[START The data]

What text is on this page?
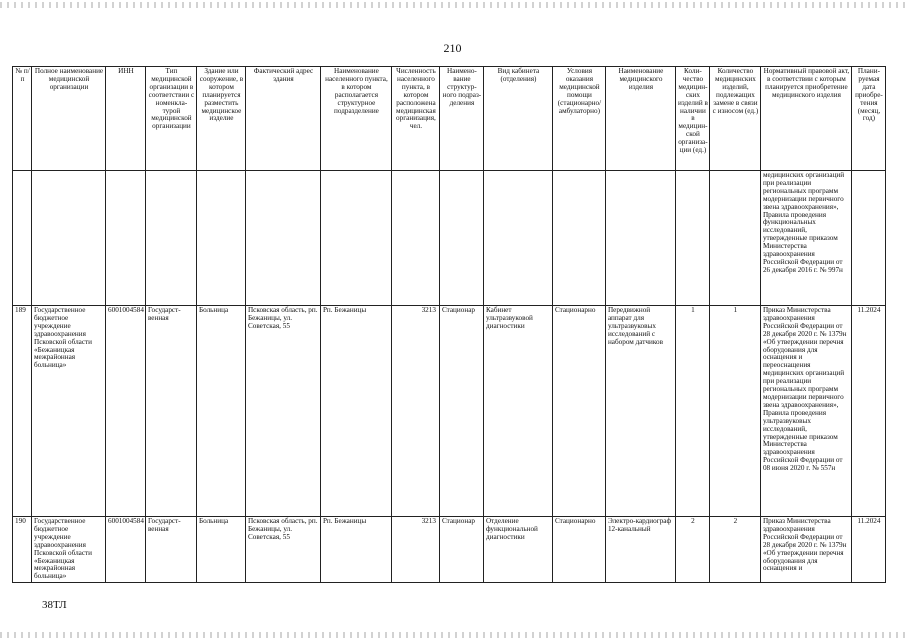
210
№ п/п	Полное наименование медицинской организации	ИНН	Тип медицинской организации в соответствии с номенкла-турой медицинской организации	Здание или сооружение, в котором планируется разместить медицинское изделие	Фактический адрес здания	Наименование населенного пункта, в котором располагается структурное подразделение	Численность населенного пункта, в котором расположена медицинская организация, чел.	Наимено-вание структур-ного подраз-деления	Вид кабинета (отделения)	Условия оказания медицинской помощи (стационарно/ амбулаторно)	Наименование медицинского изделия	Коли-чество медицин-ских изделий в наличии в медицин-ской организа-ции (ед.)	Количество медицинских изделий, подлежащих замене в связи с износом (ед.)	Нормативный правовой акт, в соответствии с которым планируется приобретение медицинского изделия	Плани-руемая дата приобре-тения (месяц, год)
														медицинских организаций при реализации региональных программ модернизации первичного звена здравоохранения», Правила проведения функциональных исследований, утвержденные приказом Министерства здравоохранения Российской Федерации от 26 декабря 2016 г. № 997н	
189	Государственное бюджетное учреждение здравоохранения Псковской области «Бежаницкая межрайонная больница»	6001004584	Государст-венная	Больница	Псковская область, рп. Бежаницы, ул. Советская, 55	Рп. Бежаницы	3213	Стационар	Кабинет ультразвуковой диагностики	Стационарно	Передвижной аппарат для ультразвуковых исследований с набором датчиков	1	1	Приказ Министерства здравоохранения Российской Федерации от 28 декабря 2020 г. № 1379н «Об утверждении перечня оборудования для оснащения и переоснащения медицинских организаций при реализации региональных программ модернизации первичного звена здравоохранения», Правила проведения ультразвуковых исследований, утвержденные приказом Министерства здравоохранения Российской Федерации от 08 июня 2020 г. № 557н	11.2024
190	Государственное бюджетное учреждение здравоохранения Псковской области «Бежаницкая межрайонная больница»	6001004584	Государст-венная	Больница	Псковская область, рп. Бежаницы, ул. Советская, 55	Рп. Бежаницы	3213	Стационар	Отделение функциональной диагностики	Стационарно	Электро-кардиограф 12-канальный	2	2	Приказ Министерства здравоохранения Российской Федерации от 28 декабря 2020 г. № 1379н «Об утверждении перечня оборудования для оснащения и	11.2024
38ТЛ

[END The data]

To do: Show all lines from the records above where the word "программ" occurs.

Correct response:
														медицинских организаций при реализации региональных программ модернизации первичного звена здравоохранения», Правила проведения функциональных исследований, утвержденные приказом Министерства здравоохранения Российской Федерации от 26 декабря 2016 г. № 997н	
189	Государственное бюджетное учреждение здравоохранения Псковской области «Бежаницкая межрайонная больница»	6001004584	Государст-венная	Больница	Псковская область, рп. Бежаницы, ул. Советская, 55	Рп. Бежаницы	3213	Стационар	Кабинет ультразвуковой диагностики	Стационарно	Передвижной аппарат для ультразвуковых исследований с набором датчиков	1	1	Приказ Министерства здравоохранения Российской Федерации от 28 декабря 2020 г. № 1379н «Об утверждении перечня оборудования для оснащения и переоснащения медицинских организаций при реализации региональных программ модернизации первичного звена здравоохранения», Правила проведения ультразвуковых исследований, утвержденные приказом Министерства здравоохранения Российской Федерации от 08 июня 2020 г. № 557н	11.2024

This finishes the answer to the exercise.